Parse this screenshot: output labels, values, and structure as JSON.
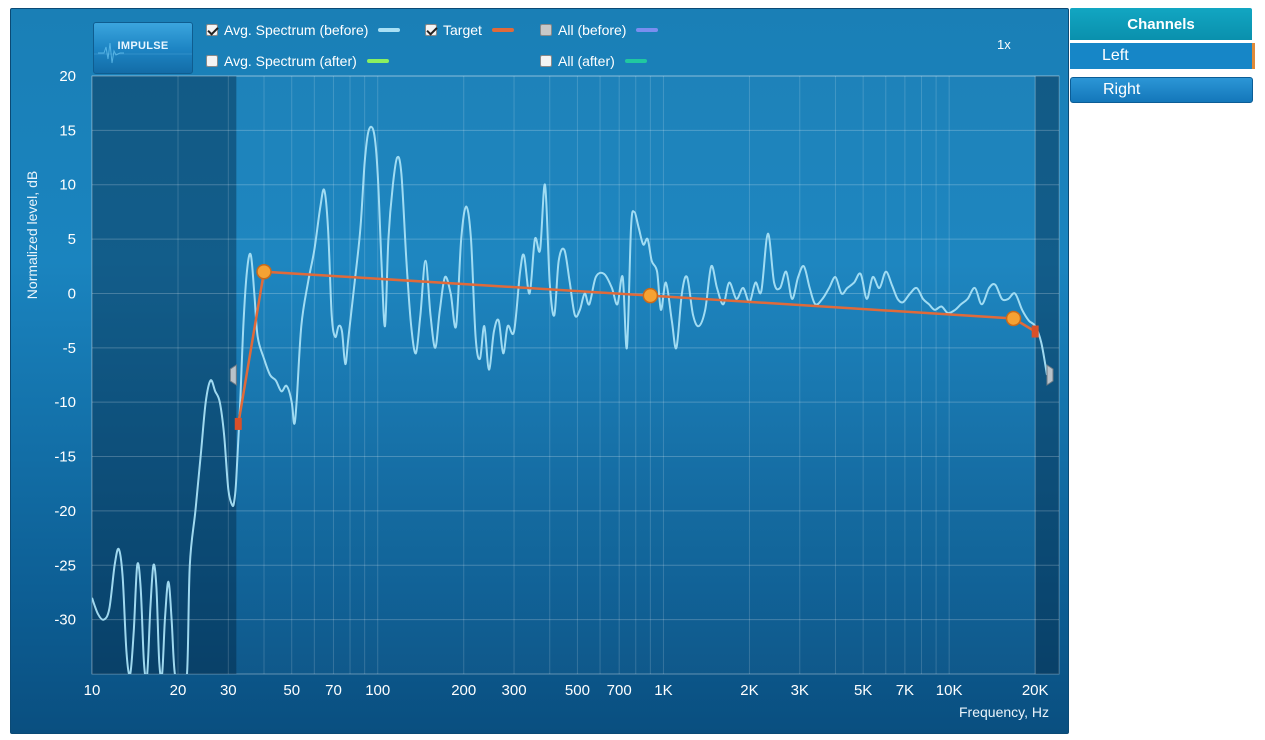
{
  "toolbar": {
    "impulse_label": "IMPULSE",
    "zoom": "1x"
  },
  "legend": [
    {
      "label": "Avg. Spectrum (before)",
      "checked": true,
      "state": "checked",
      "color": "#a8e0f5"
    },
    {
      "label": "Target",
      "checked": true,
      "state": "checked",
      "color": "#e06a3a"
    },
    {
      "label": "All (before)",
      "checked": false,
      "state": "partial",
      "color": "#7a8ef0"
    },
    {
      "label": "Avg. Spectrum (after)",
      "checked": false,
      "state": "unchecked",
      "color": "#8af060"
    },
    {
      "label": "All (after)",
      "checked": false,
      "state": "unchecked",
      "color": "#20c8a0"
    }
  ],
  "sidebar": {
    "header": "Channels",
    "channels": [
      {
        "label": "Left",
        "selected": true
      },
      {
        "label": "Right",
        "selected": false
      }
    ]
  },
  "chart_data": {
    "type": "line",
    "xlabel": "Frequency, Hz",
    "ylabel": "Normalized level, dB",
    "xscale": "log",
    "xlim": [
      10,
      22000
    ],
    "ylim": [
      -35,
      20
    ],
    "x_ticks": [
      10,
      20,
      30,
      50,
      70,
      100,
      200,
      300,
      500,
      700,
      1000,
      2000,
      3000,
      5000,
      7000,
      10000,
      20000
    ],
    "x_tick_labels": [
      "10",
      "20",
      "30",
      "50",
      "70",
      "100",
      "200",
      "300",
      "500",
      "700",
      "1K",
      "2K",
      "3K",
      "5K",
      "7K",
      "10K",
      "20K"
    ],
    "y_ticks": [
      20,
      15,
      10,
      5,
      0,
      -5,
      -10,
      -15,
      -20,
      -25,
      -30
    ],
    "y_tick_labels": [
      "20",
      "15",
      "10",
      "5",
      "0",
      "-5",
      "-10",
      "-15",
      "-20",
      "-25",
      "-30"
    ],
    "grid": true,
    "excluded_range_hz": [
      10,
      32
    ],
    "excluded_upper_hz": 20000,
    "series": [
      {
        "name": "Avg. Spectrum (before)",
        "color": "#a8e0f5",
        "points": [
          [
            10,
            -28
          ],
          [
            10.5,
            -29.5
          ],
          [
            11,
            -30
          ],
          [
            11.5,
            -29
          ],
          [
            12,
            -25
          ],
          [
            12.4,
            -23.5
          ],
          [
            12.8,
            -26
          ],
          [
            13.2,
            -33
          ],
          [
            13.6,
            -35
          ],
          [
            14,
            -31
          ],
          [
            14.4,
            -25
          ],
          [
            14.8,
            -27
          ],
          [
            15.2,
            -34
          ],
          [
            15.6,
            -35
          ],
          [
            16,
            -29
          ],
          [
            16.4,
            -25
          ],
          [
            16.8,
            -27
          ],
          [
            17.2,
            -34
          ],
          [
            17.6,
            -35
          ],
          [
            18,
            -30
          ],
          [
            18.5,
            -26.5
          ],
          [
            19,
            -30
          ],
          [
            19.5,
            -35
          ],
          [
            20.5,
            -36
          ],
          [
            21.5,
            -35
          ],
          [
            22,
            -25
          ],
          [
            23,
            -20
          ],
          [
            24,
            -15
          ],
          [
            25,
            -10
          ],
          [
            26,
            -8
          ],
          [
            27,
            -9
          ],
          [
            28,
            -10
          ],
          [
            29,
            -13
          ],
          [
            30,
            -18
          ],
          [
            31,
            -19.5
          ],
          [
            31.5,
            -19
          ],
          [
            32,
            -17
          ],
          [
            33,
            -10
          ],
          [
            34,
            -2
          ],
          [
            35,
            2.5
          ],
          [
            36,
            3.5
          ],
          [
            37,
            0
          ],
          [
            38,
            -4
          ],
          [
            40,
            -6
          ],
          [
            42,
            -7.5
          ],
          [
            44,
            -8
          ],
          [
            46,
            -9
          ],
          [
            48,
            -8.5
          ],
          [
            50,
            -10
          ],
          [
            51,
            -12
          ],
          [
            52,
            -10
          ],
          [
            54,
            -3
          ],
          [
            57,
            1
          ],
          [
            60,
            4
          ],
          [
            63,
            8
          ],
          [
            65,
            9.5
          ],
          [
            67,
            6
          ],
          [
            69,
            -2
          ],
          [
            71,
            -4
          ],
          [
            73,
            -3
          ],
          [
            75,
            -3.5
          ],
          [
            77,
            -6.5
          ],
          [
            79,
            -4
          ],
          [
            83,
            1
          ],
          [
            87,
            6
          ],
          [
            90,
            12
          ],
          [
            93,
            15
          ],
          [
            97,
            14.8
          ],
          [
            100,
            11
          ],
          [
            103,
            3
          ],
          [
            106,
            -3
          ],
          [
            109,
            5
          ],
          [
            113,
            10
          ],
          [
            117,
            12.5
          ],
          [
            121,
            11
          ],
          [
            126,
            3
          ],
          [
            131,
            -3
          ],
          [
            136,
            -5.5
          ],
          [
            141,
            -2
          ],
          [
            147,
            3
          ],
          [
            153,
            -2
          ],
          [
            159,
            -5
          ],
          [
            165,
            -1.5
          ],
          [
            172,
            1.5
          ],
          [
            180,
            0
          ],
          [
            188,
            -3
          ],
          [
            196,
            5
          ],
          [
            204,
            8
          ],
          [
            212,
            5
          ],
          [
            220,
            -4
          ],
          [
            228,
            -6
          ],
          [
            236,
            -3
          ],
          [
            245,
            -7
          ],
          [
            255,
            -3.5
          ],
          [
            265,
            -2.5
          ],
          [
            275,
            -5.5
          ],
          [
            285,
            -3
          ],
          [
            300,
            -3.5
          ],
          [
            315,
            2
          ],
          [
            325,
            3.5
          ],
          [
            340,
            0
          ],
          [
            355,
            5
          ],
          [
            370,
            4
          ],
          [
            385,
            10
          ],
          [
            400,
            1
          ],
          [
            415,
            -2
          ],
          [
            430,
            3
          ],
          [
            450,
            4
          ],
          [
            470,
            1
          ],
          [
            490,
            -2
          ],
          [
            510,
            -1.5
          ],
          [
            530,
            0
          ],
          [
            550,
            -1
          ],
          [
            580,
            1.5
          ],
          [
            620,
            1.8
          ],
          [
            660,
            0.5
          ],
          [
            690,
            -1
          ],
          [
            720,
            1.5
          ],
          [
            745,
            -5
          ],
          [
            770,
            6
          ],
          [
            790,
            7.5
          ],
          [
            820,
            6
          ],
          [
            850,
            4.5
          ],
          [
            880,
            5
          ],
          [
            910,
            3
          ],
          [
            950,
            2
          ],
          [
            980,
            -1.5
          ],
          [
            1020,
            1
          ],
          [
            1070,
            -2.5
          ],
          [
            1110,
            -5
          ],
          [
            1160,
            0
          ],
          [
            1210,
            1.5
          ],
          [
            1270,
            -2
          ],
          [
            1330,
            -3
          ],
          [
            1400,
            -1.5
          ],
          [
            1470,
            2.5
          ],
          [
            1540,
            0.5
          ],
          [
            1620,
            -1
          ],
          [
            1700,
            1
          ],
          [
            1800,
            -0.5
          ],
          [
            1900,
            0.5
          ],
          [
            2000,
            -0.8
          ],
          [
            2100,
            1
          ],
          [
            2200,
            0.2
          ],
          [
            2320,
            5.5
          ],
          [
            2440,
            1
          ],
          [
            2560,
            0.5
          ],
          [
            2690,
            2
          ],
          [
            2820,
            -0.5
          ],
          [
            2960,
            1.5
          ],
          [
            3100,
            2.5
          ],
          [
            3250,
            0.5
          ],
          [
            3400,
            -1
          ],
          [
            3600,
            -0.5
          ],
          [
            3800,
            0.5
          ],
          [
            4000,
            1.5
          ],
          [
            4200,
            0
          ],
          [
            4400,
            0.5
          ],
          [
            4650,
            1
          ],
          [
            4900,
            1.8
          ],
          [
            5150,
            -0.5
          ],
          [
            5400,
            1.5
          ],
          [
            5700,
            0.5
          ],
          [
            6000,
            2
          ],
          [
            6300,
            0.8
          ],
          [
            6600,
            -0.5
          ],
          [
            6900,
            -0.8
          ],
          [
            7300,
            0
          ],
          [
            7700,
            0.5
          ],
          [
            8100,
            -0.5
          ],
          [
            8500,
            -1
          ],
          [
            8900,
            -1.5
          ],
          [
            9400,
            -1.2
          ],
          [
            9900,
            -1.8
          ],
          [
            10500,
            -1.5
          ],
          [
            11000,
            -1
          ],
          [
            11600,
            -0.5
          ],
          [
            12300,
            0.5
          ],
          [
            13000,
            -1
          ],
          [
            13800,
            0.5
          ],
          [
            14500,
            0.8
          ],
          [
            15300,
            -0.5
          ],
          [
            16100,
            -0.5
          ],
          [
            17000,
            0
          ],
          [
            18000,
            -1.5
          ],
          [
            19000,
            -2.5
          ],
          [
            20000,
            -3
          ],
          [
            21000,
            -4.5
          ],
          [
            22000,
            -7.5
          ]
        ]
      },
      {
        "name": "Target",
        "color": "#e06a3a",
        "points": [
          [
            32.5,
            -12
          ],
          [
            40,
            2
          ],
          [
            900,
            -0.2
          ],
          [
            16800,
            -2.3
          ],
          [
            20000,
            -3.5
          ]
        ],
        "handles": [
          [
            40,
            2
          ],
          [
            900,
            -0.2
          ],
          [
            16800,
            -2.3
          ]
        ],
        "end_markers": [
          [
            32.5,
            -12
          ],
          [
            20000,
            -3.5
          ]
        ]
      }
    ]
  }
}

Exercise objective. Show every line from the entries above in which "color" appears.

Solution for this exercise.
      "color": "#a8e0f5"
      "color": "#e06a3a"
      "color": "#7a8ef0"
      "color": "#8af060"
      "color": "#20c8a0"
        "color": "#a8e0f5",
        "color": "#e06a3a",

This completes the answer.